Source records:
----

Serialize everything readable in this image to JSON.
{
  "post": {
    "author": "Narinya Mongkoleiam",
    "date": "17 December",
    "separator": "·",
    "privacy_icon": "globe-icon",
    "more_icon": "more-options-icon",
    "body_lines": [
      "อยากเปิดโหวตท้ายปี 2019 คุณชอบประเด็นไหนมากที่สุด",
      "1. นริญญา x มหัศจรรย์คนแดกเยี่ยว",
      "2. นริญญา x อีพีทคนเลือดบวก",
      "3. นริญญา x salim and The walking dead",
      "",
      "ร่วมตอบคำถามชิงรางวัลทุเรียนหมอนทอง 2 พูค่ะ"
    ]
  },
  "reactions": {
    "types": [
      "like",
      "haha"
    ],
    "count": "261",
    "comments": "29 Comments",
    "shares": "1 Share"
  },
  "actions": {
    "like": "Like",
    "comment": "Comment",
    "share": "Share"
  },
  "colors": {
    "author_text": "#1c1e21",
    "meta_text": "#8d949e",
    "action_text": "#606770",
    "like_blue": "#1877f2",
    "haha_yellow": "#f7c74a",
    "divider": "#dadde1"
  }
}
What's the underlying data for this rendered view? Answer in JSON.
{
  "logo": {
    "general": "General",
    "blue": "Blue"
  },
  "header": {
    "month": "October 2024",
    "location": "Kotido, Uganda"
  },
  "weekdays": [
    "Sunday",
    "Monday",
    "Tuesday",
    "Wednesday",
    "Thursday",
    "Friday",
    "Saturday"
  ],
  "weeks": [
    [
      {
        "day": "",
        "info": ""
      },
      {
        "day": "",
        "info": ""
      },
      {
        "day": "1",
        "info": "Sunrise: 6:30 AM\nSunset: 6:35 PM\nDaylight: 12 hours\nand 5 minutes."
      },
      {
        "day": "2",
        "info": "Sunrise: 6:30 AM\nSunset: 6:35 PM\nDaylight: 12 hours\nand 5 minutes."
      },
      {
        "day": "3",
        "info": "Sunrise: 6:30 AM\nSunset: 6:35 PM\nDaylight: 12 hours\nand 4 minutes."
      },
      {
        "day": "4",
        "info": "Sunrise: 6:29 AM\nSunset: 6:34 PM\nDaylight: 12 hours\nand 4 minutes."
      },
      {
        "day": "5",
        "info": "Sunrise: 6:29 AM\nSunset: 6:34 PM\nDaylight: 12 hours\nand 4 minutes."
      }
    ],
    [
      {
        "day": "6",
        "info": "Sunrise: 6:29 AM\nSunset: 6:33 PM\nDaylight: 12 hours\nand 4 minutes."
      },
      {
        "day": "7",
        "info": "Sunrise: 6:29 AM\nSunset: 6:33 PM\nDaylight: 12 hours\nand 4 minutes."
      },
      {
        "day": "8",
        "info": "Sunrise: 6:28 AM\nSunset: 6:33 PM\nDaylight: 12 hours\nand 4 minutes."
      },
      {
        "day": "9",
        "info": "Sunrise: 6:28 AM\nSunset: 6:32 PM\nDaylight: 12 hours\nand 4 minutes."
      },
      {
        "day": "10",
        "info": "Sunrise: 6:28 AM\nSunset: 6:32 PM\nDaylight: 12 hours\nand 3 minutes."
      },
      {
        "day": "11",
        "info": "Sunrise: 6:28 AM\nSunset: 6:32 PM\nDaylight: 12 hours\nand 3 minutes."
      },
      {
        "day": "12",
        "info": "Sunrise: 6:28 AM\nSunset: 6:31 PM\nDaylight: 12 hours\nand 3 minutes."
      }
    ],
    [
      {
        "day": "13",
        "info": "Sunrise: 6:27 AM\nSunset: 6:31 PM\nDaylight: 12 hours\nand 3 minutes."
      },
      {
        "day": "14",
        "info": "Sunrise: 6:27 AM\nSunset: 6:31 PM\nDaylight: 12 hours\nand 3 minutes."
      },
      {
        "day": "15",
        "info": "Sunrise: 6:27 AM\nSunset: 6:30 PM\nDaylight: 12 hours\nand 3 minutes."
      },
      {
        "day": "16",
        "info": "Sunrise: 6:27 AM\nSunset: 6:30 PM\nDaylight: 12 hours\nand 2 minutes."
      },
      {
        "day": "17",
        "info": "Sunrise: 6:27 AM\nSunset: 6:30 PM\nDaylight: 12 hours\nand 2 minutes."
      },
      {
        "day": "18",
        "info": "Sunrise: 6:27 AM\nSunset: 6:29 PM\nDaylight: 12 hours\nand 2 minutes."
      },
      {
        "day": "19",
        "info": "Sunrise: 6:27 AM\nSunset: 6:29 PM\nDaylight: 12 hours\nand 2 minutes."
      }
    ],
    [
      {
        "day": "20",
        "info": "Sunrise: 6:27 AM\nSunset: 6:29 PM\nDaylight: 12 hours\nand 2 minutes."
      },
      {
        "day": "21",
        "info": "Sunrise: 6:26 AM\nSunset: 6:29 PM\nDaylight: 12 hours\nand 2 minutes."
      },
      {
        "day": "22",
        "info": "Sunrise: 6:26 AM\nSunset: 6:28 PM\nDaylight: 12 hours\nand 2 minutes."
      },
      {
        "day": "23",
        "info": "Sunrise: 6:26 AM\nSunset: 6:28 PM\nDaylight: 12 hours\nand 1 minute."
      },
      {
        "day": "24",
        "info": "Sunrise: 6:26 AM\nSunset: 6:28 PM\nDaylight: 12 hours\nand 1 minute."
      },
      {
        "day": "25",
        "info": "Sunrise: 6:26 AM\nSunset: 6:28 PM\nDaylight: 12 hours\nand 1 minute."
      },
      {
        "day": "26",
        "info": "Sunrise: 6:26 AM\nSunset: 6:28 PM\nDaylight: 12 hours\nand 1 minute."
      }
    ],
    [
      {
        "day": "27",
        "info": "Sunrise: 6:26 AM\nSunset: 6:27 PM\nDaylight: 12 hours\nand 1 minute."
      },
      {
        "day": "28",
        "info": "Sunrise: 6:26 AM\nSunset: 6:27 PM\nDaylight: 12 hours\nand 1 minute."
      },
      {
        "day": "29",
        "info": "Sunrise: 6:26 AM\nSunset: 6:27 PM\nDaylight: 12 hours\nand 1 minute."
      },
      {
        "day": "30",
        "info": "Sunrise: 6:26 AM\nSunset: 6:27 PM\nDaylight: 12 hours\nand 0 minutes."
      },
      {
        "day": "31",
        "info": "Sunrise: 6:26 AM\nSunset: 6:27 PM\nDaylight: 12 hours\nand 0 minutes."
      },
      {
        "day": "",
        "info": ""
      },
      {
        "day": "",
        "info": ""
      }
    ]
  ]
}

----

- _Work required_
Print out every record again, exactly and in full.

- _Answer_
Serialize everything readable in this image to JSON.
{
  "post": {
    "author": "Narinya Mongkoleiam",
    "date": "17 December",
    "separator": "·",
    "privacy_icon": "globe-icon",
    "more_icon": "more-options-icon",
    "body_lines": [
      "อยากเปิดโหวตท้ายปี 2019 คุณชอบประเด็นไหนมากที่สุด",
      "1. นริญญา x มหัศจรรย์คนแดกเยี่ยว",
      "2. นริญญา x อีพีทคนเลือดบวก",
      "3. นริญญา x salim and The walking dead",
      "",
      "ร่วมตอบคำถามชิงรางวัลทุเรียนหมอนทอง 2 พูค่ะ"
    ]
  },
  "reactions": {
    "types": [
      "like",
      "haha"
    ],
    "count": "261",
    "comments": "29 Comments",
    "shares": "1 Share"
  },
  "actions": {
    "like": "Like",
    "comment": "Comment",
    "share": "Share"
  },
  "colors": {
    "author_text": "#1c1e21",
    "meta_text": "#8d949e",
    "action_text": "#606770",
    "like_blue": "#1877f2",
    "haha_yellow": "#f7c74a",
    "divider": "#dadde1"
  }
}
What's the underlying data for this rendered view? Answer in JSON.
{
  "logo": {
    "general": "General",
    "blue": "Blue"
  },
  "header": {
    "month": "October 2024",
    "location": "Kotido, Uganda"
  },
  "weekdays": [
    "Sunday",
    "Monday",
    "Tuesday",
    "Wednesday",
    "Thursday",
    "Friday",
    "Saturday"
  ],
  "weeks": [
    [
      {
        "day": "",
        "info": ""
      },
      {
        "day": "",
        "info": ""
      },
      {
        "day": "1",
        "info": "Sunrise: 6:30 AM\nSunset: 6:35 PM\nDaylight: 12 hours\nand 5 minutes."
      },
      {
        "day": "2",
        "info": "Sunrise: 6:30 AM\nSunset: 6:35 PM\nDaylight: 12 hours\nand 5 minutes."
      },
      {
        "day": "3",
        "info": "Sunrise: 6:30 AM\nSunset: 6:35 PM\nDaylight: 12 hours\nand 4 minutes."
      },
      {
        "day": "4",
        "info": "Sunrise: 6:29 AM\nSunset: 6:34 PM\nDaylight: 12 hours\nand 4 minutes."
      },
      {
        "day": "5",
        "info": "Sunrise: 6:29 AM\nSunset: 6:34 PM\nDaylight: 12 hours\nand 4 minutes."
      }
    ],
    [
      {
        "day": "6",
        "info": "Sunrise: 6:29 AM\nSunset: 6:33 PM\nDaylight: 12 hours\nand 4 minutes."
      },
      {
        "day": "7",
        "info": "Sunrise: 6:29 AM\nSunset: 6:33 PM\nDaylight: 12 hours\nand 4 minutes."
      },
      {
        "day": "8",
        "info": "Sunrise: 6:28 AM\nSunset: 6:33 PM\nDaylight: 12 hours\nand 4 minutes."
      },
      {
        "day": "9",
        "info": "Sunrise: 6:28 AM\nSunset: 6:32 PM\nDaylight: 12 hours\nand 4 minutes."
      },
      {
        "day": "10",
        "info": "Sunrise: 6:28 AM\nSunset: 6:32 PM\nDaylight: 12 hours\nand 3 minutes."
      },
      {
        "day": "11",
        "info": "Sunrise: 6:28 AM\nSunset: 6:32 PM\nDaylight: 12 hours\nand 3 minutes."
      },
      {
        "day": "12",
        "info": "Sunrise: 6:28 AM\nSunset: 6:31 PM\nDaylight: 12 hours\nand 3 minutes."
      }
    ],
    [
      {
        "day": "13",
        "info": "Sunrise: 6:27 AM\nSunset: 6:31 PM\nDaylight: 12 hours\nand 3 minutes."
      },
      {
        "day": "14",
        "info": "Sunrise: 6:27 AM\nSunset: 6:31 PM\nDaylight: 12 hours\nand 3 minutes."
      },
      {
        "day": "15",
        "info": "Sunrise: 6:27 AM\nSunset: 6:30 PM\nDaylight: 12 hours\nand 3 minutes."
      },
      {
        "day": "16",
        "info": "Sunrise: 6:27 AM\nSunset: 6:30 PM\nDaylight: 12 hours\nand 2 minutes."
      },
      {
        "day": "17",
        "info": "Sunrise: 6:27 AM\nSunset: 6:30 PM\nDaylight: 12 hours\nand 2 minutes."
      },
      {
        "day": "18",
        "info": "Sunrise: 6:27 AM\nSunset: 6:29 PM\nDaylight: 12 hours\nand 2 minutes."
      },
      {
        "day": "19",
        "info": "Sunrise: 6:27 AM\nSunset: 6:29 PM\nDaylight: 12 hours\nand 2 minutes."
      }
    ],
    [
      {
        "day": "20",
        "info": "Sunrise: 6:27 AM\nSunset: 6:29 PM\nDaylight: 12 hours\nand 2 minutes."
      },
      {
        "day": "21",
        "info": "Sunrise: 6:26 AM\nSunset: 6:29 PM\nDaylight: 12 hours\nand 2 minutes."
      },
      {
        "day": "22",
        "info": "Sunrise: 6:26 AM\nSunset: 6:28 PM\nDaylight: 12 hours\nand 2 minutes."
      },
      {
        "day": "23",
        "info": "Sunrise: 6:26 AM\nSunset: 6:28 PM\nDaylight: 12 hours\nand 1 minute."
      },
      {
        "day": "24",
        "info": "Sunrise: 6:26 AM\nSunset: 6:28 PM\nDaylight: 12 hours\nand 1 minute."
      },
      {
        "day": "25",
        "info": "Sunrise: 6:26 AM\nSunset: 6:28 PM\nDaylight: 12 hours\nand 1 minute."
      },
      {
        "day": "26",
        "info": "Sunrise: 6:26 AM\nSunset: 6:28 PM\nDaylight: 12 hours\nand 1 minute."
      }
    ],
    [
      {
        "day": "27",
        "info": "Sunrise: 6:26 AM\nSunset: 6:27 PM\nDaylight: 12 hours\nand 1 minute."
      },
      {
        "day": "28",
        "info": "Sunrise: 6:26 AM\nSunset: 6:27 PM\nDaylight: 12 hours\nand 1 minute."
      },
      {
        "day": "29",
        "info": "Sunrise: 6:26 AM\nSunset: 6:27 PM\nDaylight: 12 hours\nand 1 minute."
      },
      {
        "day": "30",
        "info": "Sunrise: 6:26 AM\nSunset: 6:27 PM\nDaylight: 12 hours\nand 0 minutes."
      },
      {
        "day": "31",
        "info": "Sunrise: 6:26 AM\nSunset: 6:27 PM\nDaylight: 12 hours\nand 0 minutes."
      },
      {
        "day": "",
        "info": ""
      },
      {
        "day": "",
        "info": ""
      }
    ]
  ]
}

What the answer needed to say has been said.